**YOUR ASSIGNMENT:** Return, word for word, every entry in the listing below, but not its images.
--------------------------------
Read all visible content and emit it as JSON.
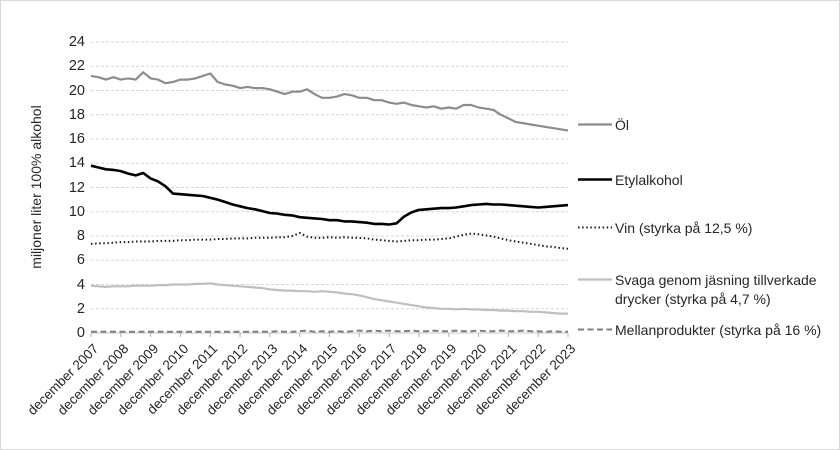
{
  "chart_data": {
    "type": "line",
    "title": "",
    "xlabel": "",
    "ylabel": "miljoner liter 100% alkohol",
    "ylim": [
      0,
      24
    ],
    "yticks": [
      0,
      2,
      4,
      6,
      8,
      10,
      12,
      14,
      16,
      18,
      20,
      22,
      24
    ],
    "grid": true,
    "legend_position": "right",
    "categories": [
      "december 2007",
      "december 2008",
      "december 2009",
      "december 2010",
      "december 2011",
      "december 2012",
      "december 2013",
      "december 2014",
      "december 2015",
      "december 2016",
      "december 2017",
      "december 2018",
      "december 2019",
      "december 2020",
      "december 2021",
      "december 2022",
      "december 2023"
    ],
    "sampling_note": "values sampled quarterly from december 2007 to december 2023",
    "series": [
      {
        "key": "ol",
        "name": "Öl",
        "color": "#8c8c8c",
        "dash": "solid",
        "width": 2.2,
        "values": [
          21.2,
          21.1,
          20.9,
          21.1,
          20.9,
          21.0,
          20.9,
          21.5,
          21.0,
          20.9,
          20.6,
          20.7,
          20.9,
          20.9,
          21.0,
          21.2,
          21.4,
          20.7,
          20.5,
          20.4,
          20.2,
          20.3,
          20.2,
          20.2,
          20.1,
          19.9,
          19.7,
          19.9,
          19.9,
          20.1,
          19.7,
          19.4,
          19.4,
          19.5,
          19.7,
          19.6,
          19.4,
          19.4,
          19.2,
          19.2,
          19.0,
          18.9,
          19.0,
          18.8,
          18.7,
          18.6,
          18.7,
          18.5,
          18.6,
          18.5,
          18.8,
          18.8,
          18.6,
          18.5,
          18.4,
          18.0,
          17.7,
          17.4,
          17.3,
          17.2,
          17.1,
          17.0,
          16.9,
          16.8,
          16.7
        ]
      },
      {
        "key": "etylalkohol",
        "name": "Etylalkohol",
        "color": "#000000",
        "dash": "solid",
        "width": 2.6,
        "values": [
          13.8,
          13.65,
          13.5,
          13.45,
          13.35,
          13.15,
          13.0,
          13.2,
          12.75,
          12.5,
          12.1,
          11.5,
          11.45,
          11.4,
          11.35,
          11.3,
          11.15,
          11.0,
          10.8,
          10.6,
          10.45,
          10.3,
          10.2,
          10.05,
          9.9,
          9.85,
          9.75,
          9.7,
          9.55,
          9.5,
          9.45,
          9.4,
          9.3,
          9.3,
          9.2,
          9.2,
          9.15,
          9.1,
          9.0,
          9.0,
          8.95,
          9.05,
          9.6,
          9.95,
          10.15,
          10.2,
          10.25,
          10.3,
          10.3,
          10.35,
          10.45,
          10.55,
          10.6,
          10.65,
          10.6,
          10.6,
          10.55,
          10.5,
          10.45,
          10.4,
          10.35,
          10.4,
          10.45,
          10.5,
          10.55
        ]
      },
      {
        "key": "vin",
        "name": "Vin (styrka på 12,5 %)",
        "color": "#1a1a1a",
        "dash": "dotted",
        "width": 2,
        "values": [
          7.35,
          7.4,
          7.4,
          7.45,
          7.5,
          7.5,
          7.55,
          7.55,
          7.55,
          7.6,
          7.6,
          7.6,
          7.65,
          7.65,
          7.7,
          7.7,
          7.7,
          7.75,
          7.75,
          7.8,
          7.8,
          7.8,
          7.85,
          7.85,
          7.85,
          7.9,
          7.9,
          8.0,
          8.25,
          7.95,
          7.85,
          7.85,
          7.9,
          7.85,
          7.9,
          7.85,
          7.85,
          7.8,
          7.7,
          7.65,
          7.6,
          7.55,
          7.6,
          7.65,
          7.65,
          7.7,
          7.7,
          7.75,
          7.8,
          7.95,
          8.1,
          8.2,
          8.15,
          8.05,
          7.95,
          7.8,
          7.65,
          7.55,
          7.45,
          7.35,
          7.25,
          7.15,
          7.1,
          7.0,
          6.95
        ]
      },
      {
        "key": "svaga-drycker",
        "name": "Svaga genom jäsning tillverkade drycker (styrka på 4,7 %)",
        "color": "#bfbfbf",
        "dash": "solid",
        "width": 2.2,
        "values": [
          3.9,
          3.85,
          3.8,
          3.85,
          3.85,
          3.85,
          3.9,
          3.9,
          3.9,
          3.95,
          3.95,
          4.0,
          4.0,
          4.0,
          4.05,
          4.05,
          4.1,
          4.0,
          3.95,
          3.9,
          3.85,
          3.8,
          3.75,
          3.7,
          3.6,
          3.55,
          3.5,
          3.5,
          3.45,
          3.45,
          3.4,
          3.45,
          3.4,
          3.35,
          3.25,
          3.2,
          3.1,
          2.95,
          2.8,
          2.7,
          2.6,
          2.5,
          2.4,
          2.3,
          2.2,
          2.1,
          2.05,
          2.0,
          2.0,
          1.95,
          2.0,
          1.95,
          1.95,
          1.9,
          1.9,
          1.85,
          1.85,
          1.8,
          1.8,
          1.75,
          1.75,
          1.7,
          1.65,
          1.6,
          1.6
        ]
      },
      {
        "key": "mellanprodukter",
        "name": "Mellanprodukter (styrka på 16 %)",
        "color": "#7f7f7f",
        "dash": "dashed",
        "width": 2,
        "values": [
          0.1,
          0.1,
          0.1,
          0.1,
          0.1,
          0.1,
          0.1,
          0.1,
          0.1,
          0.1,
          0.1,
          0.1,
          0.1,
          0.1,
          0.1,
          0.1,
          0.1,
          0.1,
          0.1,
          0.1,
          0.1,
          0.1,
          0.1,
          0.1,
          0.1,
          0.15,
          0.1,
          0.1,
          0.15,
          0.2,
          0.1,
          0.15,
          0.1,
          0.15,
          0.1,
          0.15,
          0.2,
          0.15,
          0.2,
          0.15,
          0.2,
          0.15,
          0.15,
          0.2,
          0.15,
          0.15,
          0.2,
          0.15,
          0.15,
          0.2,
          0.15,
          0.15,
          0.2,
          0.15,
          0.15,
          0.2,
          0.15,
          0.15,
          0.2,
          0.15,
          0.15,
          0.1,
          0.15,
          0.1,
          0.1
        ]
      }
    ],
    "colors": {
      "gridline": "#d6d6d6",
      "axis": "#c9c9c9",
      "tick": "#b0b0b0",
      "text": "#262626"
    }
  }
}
--------------------------------
**EXERCISE RESULT:**
Read all visible content and emit it as JSON.
{
  "chart_data": {
    "type": "line",
    "title": "",
    "xlabel": "",
    "ylabel": "miljoner liter 100% alkohol",
    "ylim": [
      0,
      24
    ],
    "yticks": [
      0,
      2,
      4,
      6,
      8,
      10,
      12,
      14,
      16,
      18,
      20,
      22,
      24
    ],
    "grid": true,
    "legend_position": "right",
    "categories": [
      "december 2007",
      "december 2008",
      "december 2009",
      "december 2010",
      "december 2011",
      "december 2012",
      "december 2013",
      "december 2014",
      "december 2015",
      "december 2016",
      "december 2017",
      "december 2018",
      "december 2019",
      "december 2020",
      "december 2021",
      "december 2022",
      "december 2023"
    ],
    "sampling_note": "values sampled quarterly from december 2007 to december 2023",
    "series": [
      {
        "key": "ol",
        "name": "Öl",
        "color": "#8c8c8c",
        "dash": "solid",
        "width": 2.2,
        "values": [
          21.2,
          21.1,
          20.9,
          21.1,
          20.9,
          21.0,
          20.9,
          21.5,
          21.0,
          20.9,
          20.6,
          20.7,
          20.9,
          20.9,
          21.0,
          21.2,
          21.4,
          20.7,
          20.5,
          20.4,
          20.2,
          20.3,
          20.2,
          20.2,
          20.1,
          19.9,
          19.7,
          19.9,
          19.9,
          20.1,
          19.7,
          19.4,
          19.4,
          19.5,
          19.7,
          19.6,
          19.4,
          19.4,
          19.2,
          19.2,
          19.0,
          18.9,
          19.0,
          18.8,
          18.7,
          18.6,
          18.7,
          18.5,
          18.6,
          18.5,
          18.8,
          18.8,
          18.6,
          18.5,
          18.4,
          18.0,
          17.7,
          17.4,
          17.3,
          17.2,
          17.1,
          17.0,
          16.9,
          16.8,
          16.7
        ]
      },
      {
        "key": "etylalkohol",
        "name": "Etylalkohol",
        "color": "#000000",
        "dash": "solid",
        "width": 2.6,
        "values": [
          13.8,
          13.65,
          13.5,
          13.45,
          13.35,
          13.15,
          13.0,
          13.2,
          12.75,
          12.5,
          12.1,
          11.5,
          11.45,
          11.4,
          11.35,
          11.3,
          11.15,
          11.0,
          10.8,
          10.6,
          10.45,
          10.3,
          10.2,
          10.05,
          9.9,
          9.85,
          9.75,
          9.7,
          9.55,
          9.5,
          9.45,
          9.4,
          9.3,
          9.3,
          9.2,
          9.2,
          9.15,
          9.1,
          9.0,
          9.0,
          8.95,
          9.05,
          9.6,
          9.95,
          10.15,
          10.2,
          10.25,
          10.3,
          10.3,
          10.35,
          10.45,
          10.55,
          10.6,
          10.65,
          10.6,
          10.6,
          10.55,
          10.5,
          10.45,
          10.4,
          10.35,
          10.4,
          10.45,
          10.5,
          10.55
        ]
      },
      {
        "key": "vin",
        "name": "Vin (styrka på 12,5 %)",
        "color": "#1a1a1a",
        "dash": "dotted",
        "width": 2,
        "values": [
          7.35,
          7.4,
          7.4,
          7.45,
          7.5,
          7.5,
          7.55,
          7.55,
          7.55,
          7.6,
          7.6,
          7.6,
          7.65,
          7.65,
          7.7,
          7.7,
          7.7,
          7.75,
          7.75,
          7.8,
          7.8,
          7.8,
          7.85,
          7.85,
          7.85,
          7.9,
          7.9,
          8.0,
          8.25,
          7.95,
          7.85,
          7.85,
          7.9,
          7.85,
          7.9,
          7.85,
          7.85,
          7.8,
          7.7,
          7.65,
          7.6,
          7.55,
          7.6,
          7.65,
          7.65,
          7.7,
          7.7,
          7.75,
          7.8,
          7.95,
          8.1,
          8.2,
          8.15,
          8.05,
          7.95,
          7.8,
          7.65,
          7.55,
          7.45,
          7.35,
          7.25,
          7.15,
          7.1,
          7.0,
          6.95
        ]
      },
      {
        "key": "svaga-drycker",
        "name": "Svaga genom jäsning tillverkade drycker (styrka på 4,7 %)",
        "color": "#bfbfbf",
        "dash": "solid",
        "width": 2.2,
        "values": [
          3.9,
          3.85,
          3.8,
          3.85,
          3.85,
          3.85,
          3.9,
          3.9,
          3.9,
          3.95,
          3.95,
          4.0,
          4.0,
          4.0,
          4.05,
          4.05,
          4.1,
          4.0,
          3.95,
          3.9,
          3.85,
          3.8,
          3.75,
          3.7,
          3.6,
          3.55,
          3.5,
          3.5,
          3.45,
          3.45,
          3.4,
          3.45,
          3.4,
          3.35,
          3.25,
          3.2,
          3.1,
          2.95,
          2.8,
          2.7,
          2.6,
          2.5,
          2.4,
          2.3,
          2.2,
          2.1,
          2.05,
          2.0,
          2.0,
          1.95,
          2.0,
          1.95,
          1.95,
          1.9,
          1.9,
          1.85,
          1.85,
          1.8,
          1.8,
          1.75,
          1.75,
          1.7,
          1.65,
          1.6,
          1.6
        ]
      },
      {
        "key": "mellanprodukter",
        "name": "Mellanprodukter (styrka på 16 %)",
        "color": "#7f7f7f",
        "dash": "dashed",
        "width": 2,
        "values": [
          0.1,
          0.1,
          0.1,
          0.1,
          0.1,
          0.1,
          0.1,
          0.1,
          0.1,
          0.1,
          0.1,
          0.1,
          0.1,
          0.1,
          0.1,
          0.1,
          0.1,
          0.1,
          0.1,
          0.1,
          0.1,
          0.1,
          0.1,
          0.1,
          0.1,
          0.15,
          0.1,
          0.1,
          0.15,
          0.2,
          0.1,
          0.15,
          0.1,
          0.15,
          0.1,
          0.15,
          0.2,
          0.15,
          0.2,
          0.15,
          0.2,
          0.15,
          0.15,
          0.2,
          0.15,
          0.15,
          0.2,
          0.15,
          0.15,
          0.2,
          0.15,
          0.15,
          0.2,
          0.15,
          0.15,
          0.2,
          0.15,
          0.15,
          0.2,
          0.15,
          0.15,
          0.1,
          0.15,
          0.1,
          0.1
        ]
      }
    ],
    "colors": {
      "gridline": "#d6d6d6",
      "axis": "#c9c9c9",
      "tick": "#b0b0b0",
      "text": "#262626"
    }
  }
}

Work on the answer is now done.